### Task description:
Write out all the entries word for word and omit any pictures.

### Data supplied:
=====

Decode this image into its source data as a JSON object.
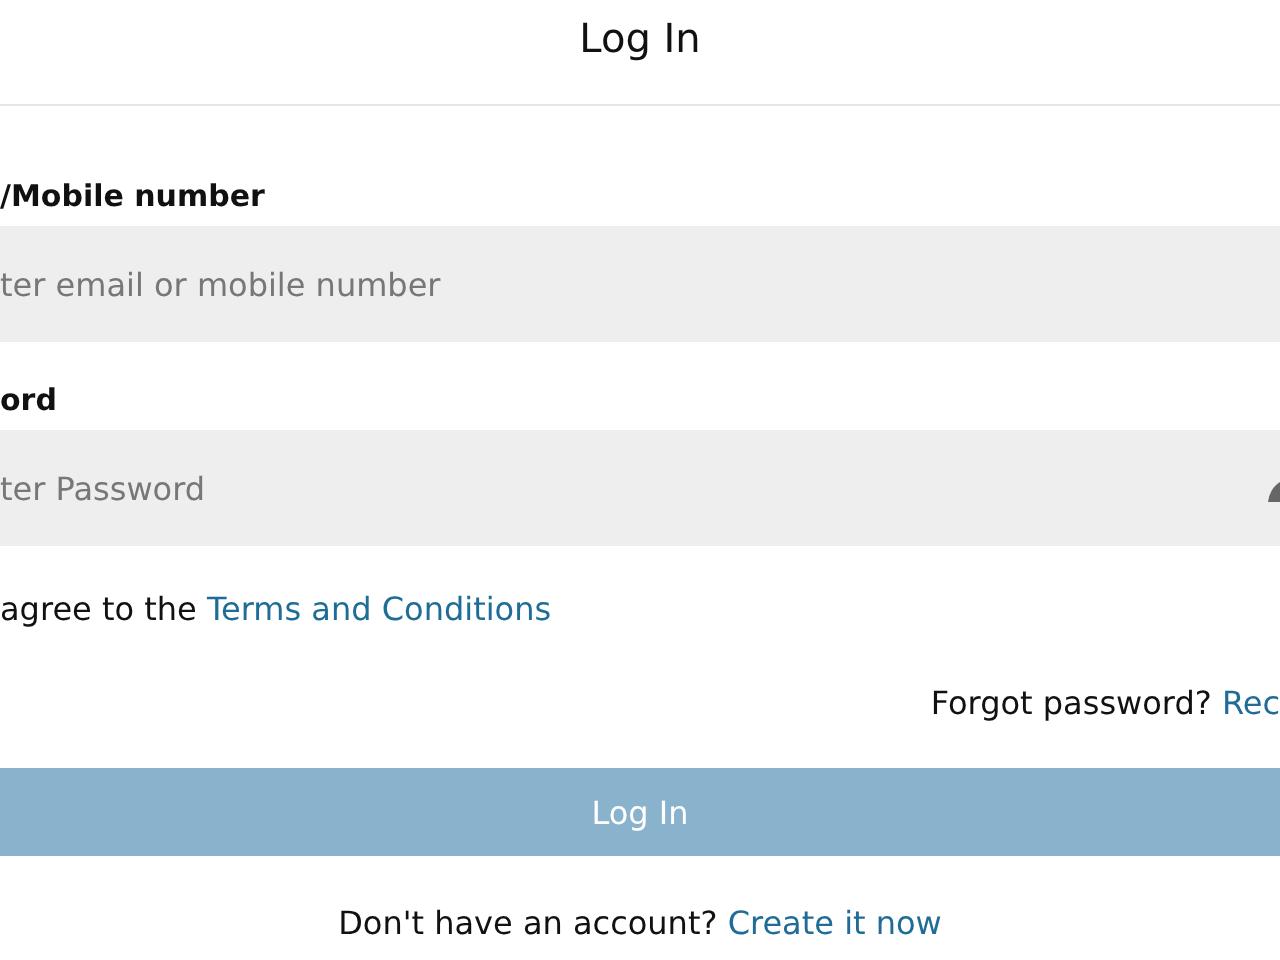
{
  "header": {
    "title": "Log In"
  },
  "fields": [
    {
      "label": "/Mobile number",
      "placeholder": "ter email or mobile number",
      "kind": "text"
    },
    {
      "label": "ord",
      "placeholder": "ter Password",
      "kind": "password"
    }
  ],
  "terms": {
    "text": "agree to the",
    "link": "Terms and Conditions"
  },
  "forgot": {
    "text": "Forgot password?",
    "link": "Rec"
  },
  "submit": {
    "label": "Log In",
    "disabled": true
  },
  "signup": {
    "text": "Don't have an account?",
    "link": "Create it now"
  }
}
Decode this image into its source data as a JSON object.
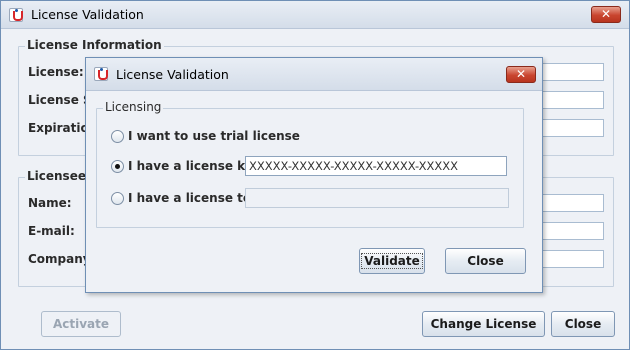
{
  "main_window": {
    "title": "License Validation",
    "close_label": "✕",
    "license_information": {
      "group_title": "License Information",
      "license_label": "License:",
      "license_status_label": "License St",
      "expiration_label": "Expiration"
    },
    "licensee_information": {
      "group_title": "Licensee In",
      "name_label": "Name:",
      "email_label": "E-mail:",
      "company_label": "Company:"
    },
    "buttons": {
      "activate": "Activate",
      "change_license": "Change License",
      "close": "Close"
    }
  },
  "dialog": {
    "title": "License Validation",
    "close_label": "✕",
    "group_title": "Licensing",
    "options": [
      {
        "label": "I want to use trial license",
        "selected": false
      },
      {
        "label": "I have a license key",
        "selected": true
      },
      {
        "label": "I have a license text",
        "selected": false
      }
    ],
    "license_key_value": "XXXXX-XXXXX-XXXXX-XXXXX-XXXXX",
    "license_text_value": "",
    "buttons": {
      "validate": "Validate",
      "close": "Close"
    }
  },
  "colors": {
    "window_bg": "#eef1f6",
    "close_button": "#c9452f",
    "border": "#6f8fb5"
  }
}
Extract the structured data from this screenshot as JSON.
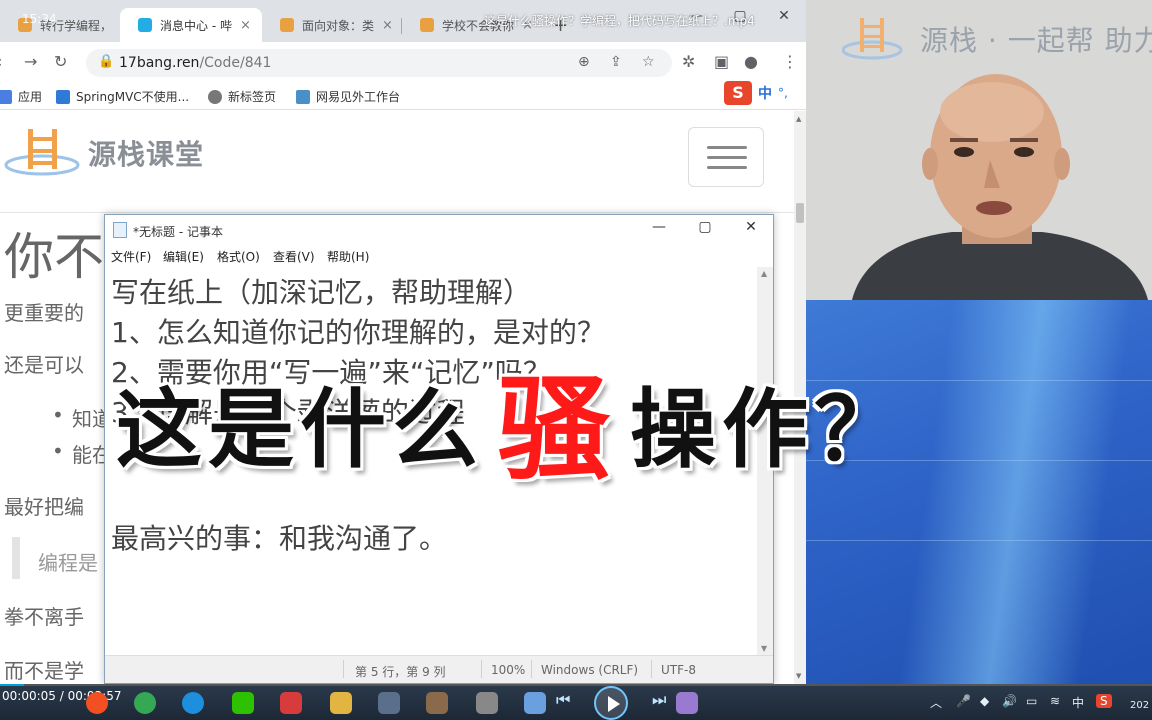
{
  "browser": {
    "clock": "15:34",
    "tabs": [
      {
        "title": "转行学编程，",
        "color": "#e8a040",
        "close": "×"
      },
      {
        "title": "消息中心 - 哔",
        "color": "#23ade5",
        "close": "×"
      },
      {
        "title": "面向对象：类",
        "color": "#e8a040",
        "close": "×"
      },
      {
        "title": "学校不会教你",
        "color": "#e8a040",
        "close": "×"
      }
    ],
    "new_tab": "+",
    "window_controls": {
      "minimize": "—",
      "maximize": "▢",
      "close": "✕"
    },
    "url_host": "17bang.ren",
    "url_path": "/Code/841",
    "bookmarks": [
      {
        "label": "应用",
        "color": "#4a7ee0"
      },
      {
        "label": "SpringMVC不使用...",
        "color": "#2f7ad6"
      },
      {
        "label": "新标签页",
        "color": "#777777"
      },
      {
        "label": "网易见外工作台",
        "color": "#4a90c8"
      }
    ],
    "ime": {
      "logo": "S",
      "lang": "中",
      "dots": "°,"
    }
  },
  "site": {
    "logo_text": "源栈课堂",
    "heading_partial": "你不",
    "paragraphs": [
      "更重要的",
      "还是可以",
      "知道",
      "能在",
      "最好把编",
      "编程是",
      "拳不离手",
      "而不是学"
    ]
  },
  "notepad": {
    "title": "*无标题 - 记事本",
    "menu": [
      "文件(F)",
      "编辑(E)",
      "格式(O)",
      "查看(V)",
      "帮助(H)"
    ],
    "lines": [
      "写在纸上（加深记忆，帮助理解）",
      "1、怎么知道你记的你理解的，是对的？",
      "2、需要你用“写一遍”来“记忆”吗？",
      "3、理解是一个剥洋葱的过程",
      "",
      "最高兴的事：和我沟通了。"
    ],
    "status": {
      "position": "第 5 行，第 9 列",
      "zoom": "100%",
      "eol": "Windows (CRLF)",
      "encoding": "UTF-8"
    }
  },
  "webcam": {
    "watermark": "源栈 · 一起帮 助力"
  },
  "overlay": {
    "top_subtitle": "这是什么骚操作？学编程，把代码写在纸上？.mp4",
    "caption_before": "这是什么",
    "caption_highlight": "骚",
    "caption_after": "操作？",
    "highlight_color": "#ff1a1a"
  },
  "player": {
    "current_time": "00:00:05",
    "total_time": "00:03:57",
    "progress": 0.021,
    "tray_lang": "中",
    "tray_year": "202"
  }
}
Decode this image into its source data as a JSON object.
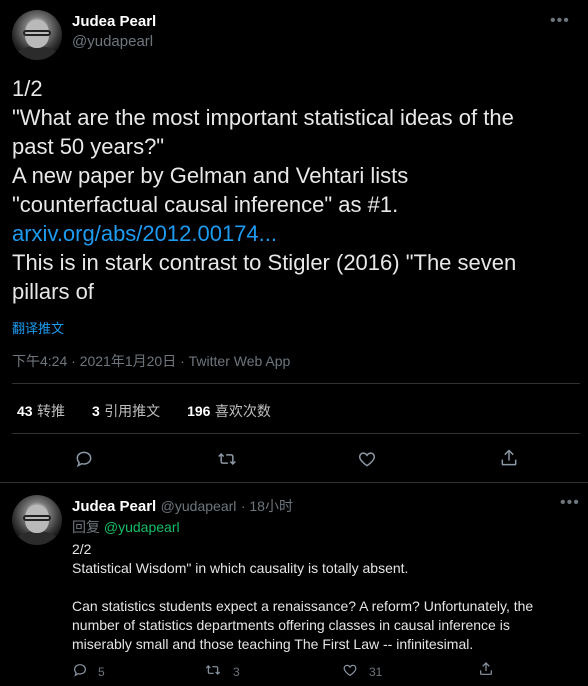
{
  "tweet": {
    "author_name": "Judea Pearl",
    "author_handle": "@yudapearl",
    "lines": [
      "1/2",
      "\"What are the most important statistical ideas of the",
      "past 50 years?\"",
      "A new paper by Gelman and Vehtari  lists",
      "\"counterfactual causal inference\" as #1."
    ],
    "link": "arxiv.org/abs/2012.00174...",
    "lines_after": [
      "This is in stark contrast to Stigler (2016) \"The seven",
      "pillars of"
    ],
    "translate": "翻译推文",
    "timestamp": "下午4:24 · 2021年1月20日 · Twitter Web App",
    "stats": {
      "retweets_num": "43",
      "retweets_label": "转推",
      "quotes_num": "3",
      "quotes_label": "引用推文",
      "likes_num": "196",
      "likes_label": "喜欢次数"
    }
  },
  "reply": {
    "author_name": "Judea Pearl",
    "author_handle": "@yudapearl",
    "time": "· 18小时",
    "replying_label": "回复",
    "replying_handle": "@yudapearl",
    "lines": [
      "2/2",
      "Statistical Wisdom\" in which causality is totally absent.",
      "",
      "Can statistics students expect a renaissance? A reform? Unfortunately, the",
      "number of statistics departments offering classes in causal inference is",
      "miserably small and those teaching The First Law -- infinitesimal."
    ],
    "counts": {
      "replies": "5",
      "retweets": "3",
      "likes": "31"
    }
  },
  "colors": {
    "accent": "#1d9bf0",
    "background": "#000000",
    "muted": "#6e767d"
  },
  "icons": [
    "more-icon",
    "reply-icon",
    "retweet-icon",
    "like-icon",
    "share-icon"
  ]
}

=====

### Answer:
Decode this image into its source data as a JSON object.
{
  "header": {
    "title": "Log In"
  },
  "fields": [
    {
      "label": "/Mobile number",
      "placeholder": "ter email or mobile number",
      "kind": "text"
    },
    {
      "label": "ord",
      "placeholder": "ter Password",
      "kind": "password"
    }
  ],
  "terms": {
    "text": "agree to the",
    "link": "Terms and Conditions"
  },
  "forgot": {
    "text": "Forgot password?",
    "link": "Rec"
  },
  "submit": {
    "label": "Log In",
    "disabled": true
  },
  "signup": {
    "text": "Don't have an account?",
    "link": "Create it now"
  }
}
Decode this image into its source data as a JSON object.
{
  "main_window": {
    "title": "License Validation",
    "close_label": "✕",
    "license_information": {
      "group_title": "License Information",
      "license_label": "License:",
      "license_status_label": "License St",
      "expiration_label": "Expiration"
    },
    "licensee_information": {
      "group_title": "Licensee In",
      "name_label": "Name:",
      "email_label": "E-mail:",
      "company_label": "Company:"
    },
    "buttons": {
      "activate": "Activate",
      "change_license": "Change License",
      "close": "Close"
    }
  },
  "dialog": {
    "title": "License Validation",
    "close_label": "✕",
    "group_title": "Licensing",
    "options": [
      {
        "label": "I want to use trial license",
        "selected": false
      },
      {
        "label": "I have a license key",
        "selected": true
      },
      {
        "label": "I have a license text",
        "selected": false
      }
    ],
    "license_key_value": "XXXXX-XXXXX-XXXXX-XXXXX-XXXXX",
    "license_text_value": "",
    "buttons": {
      "validate": "Validate",
      "close": "Close"
    }
  },
  "colors": {
    "window_bg": "#eef1f6",
    "close_button": "#c9452f",
    "border": "#6f8fb5"
  }
}
Extract the structured data from this screenshot as JSON.
{
  "browser": {
    "clock": "15:34",
    "tabs": [
      {
        "title": "转行学编程，",
        "color": "#e8a040",
        "close": "×"
      },
      {
        "title": "消息中心 - 哔",
        "color": "#23ade5",
        "close": "×"
      },
      {
        "title": "面向对象：类",
        "color": "#e8a040",
        "close": "×"
      },
      {
        "title": "学校不会教你",
        "color": "#e8a040",
        "close": "×"
      }
    ],
    "new_tab": "+",
    "window_controls": {
      "minimize": "—",
      "maximize": "▢",
      "close": "✕"
    },
    "url_host": "17bang.ren",
    "url_path": "/Code/841",
    "bookmarks": [
      {
        "label": "应用",
        "color": "#4a7ee0"
      },
      {
        "label": "SpringMVC不使用...",
        "color": "#2f7ad6"
      },
      {
        "label": "新标签页",
        "color": "#777777"
      },
      {
        "label": "网易见外工作台",
        "color": "#4a90c8"
      }
    ],
    "ime": {
      "logo": "S",
      "lang": "中",
      "dots": "°,"
    }
  },
  "site": {
    "logo_text": "源栈课堂",
    "heading_partial": "你不",
    "paragraphs": [
      "更重要的",
      "还是可以",
      "知道",
      "能在",
      "最好把编",
      "编程是",
      "拳不离手",
      "而不是学"
    ]
  },
  "notepad": {
    "title": "*无标题 - 记事本",
    "menu": [
      "文件(F)",
      "编辑(E)",
      "格式(O)",
      "查看(V)",
      "帮助(H)"
    ],
    "lines": [
      "写在纸上（加深记忆，帮助理解）",
      "1、怎么知道你记的你理解的，是对的？",
      "2、需要你用“写一遍”来“记忆”吗？",
      "3、理解是一个剥洋葱的过程",
      "",
      "最高兴的事：和我沟通了。"
    ],
    "status": {
      "position": "第 5 行，第 9 列",
      "zoom": "100%",
      "eol": "Windows (CRLF)",
      "encoding": "UTF-8"
    }
  },
  "webcam": {
    "watermark": "源栈 · 一起帮 助力"
  },
  "overlay": {
    "top_subtitle": "这是什么骚操作？学编程，把代码写在纸上？.mp4",
    "caption_before": "这是什么",
    "caption_highlight": "骚",
    "caption_after": "操作？",
    "highlight_color": "#ff1a1a"
  },
  "player": {
    "current_time": "00:00:05",
    "total_time": "00:03:57",
    "progress": 0.021,
    "tray_lang": "中",
    "tray_year": "202"
  }
}
Decode this image into its source data as a JSON object.
{
  "tweet": {
    "author_name": "Judea Pearl",
    "author_handle": "@yudapearl",
    "lines": [
      "1/2",
      "\"What are the most important statistical ideas of the",
      "past 50 years?\"",
      "A new paper by Gelman and Vehtari  lists",
      "\"counterfactual causal inference\" as #1."
    ],
    "link": "arxiv.org/abs/2012.00174...",
    "lines_after": [
      "This is in stark contrast to Stigler (2016) \"The seven",
      "pillars of"
    ],
    "translate": "翻译推文",
    "timestamp": "下午4:24 · 2021年1月20日 · Twitter Web App",
    "stats": {
      "retweets_num": "43",
      "retweets_label": "转推",
      "quotes_num": "3",
      "quotes_label": "引用推文",
      "likes_num": "196",
      "likes_label": "喜欢次数"
    }
  },
  "reply": {
    "author_name": "Judea Pearl",
    "author_handle": "@yudapearl",
    "time": "· 18小时",
    "replying_label": "回复",
    "replying_handle": "@yudapearl",
    "lines": [
      "2/2",
      "Statistical Wisdom\" in which causality is totally absent.",
      "",
      "Can statistics students expect a renaissance? A reform? Unfortunately, the",
      "number of statistics departments offering classes in causal inference is",
      "miserably small and those teaching The First Law -- infinitesimal."
    ],
    "counts": {
      "replies": "5",
      "retweets": "3",
      "likes": "31"
    }
  },
  "colors": {
    "accent": "#1d9bf0",
    "background": "#000000",
    "muted": "#6e767d"
  },
  "icons": [
    "more-icon",
    "reply-icon",
    "retweet-icon",
    "like-icon",
    "share-icon"
  ]
}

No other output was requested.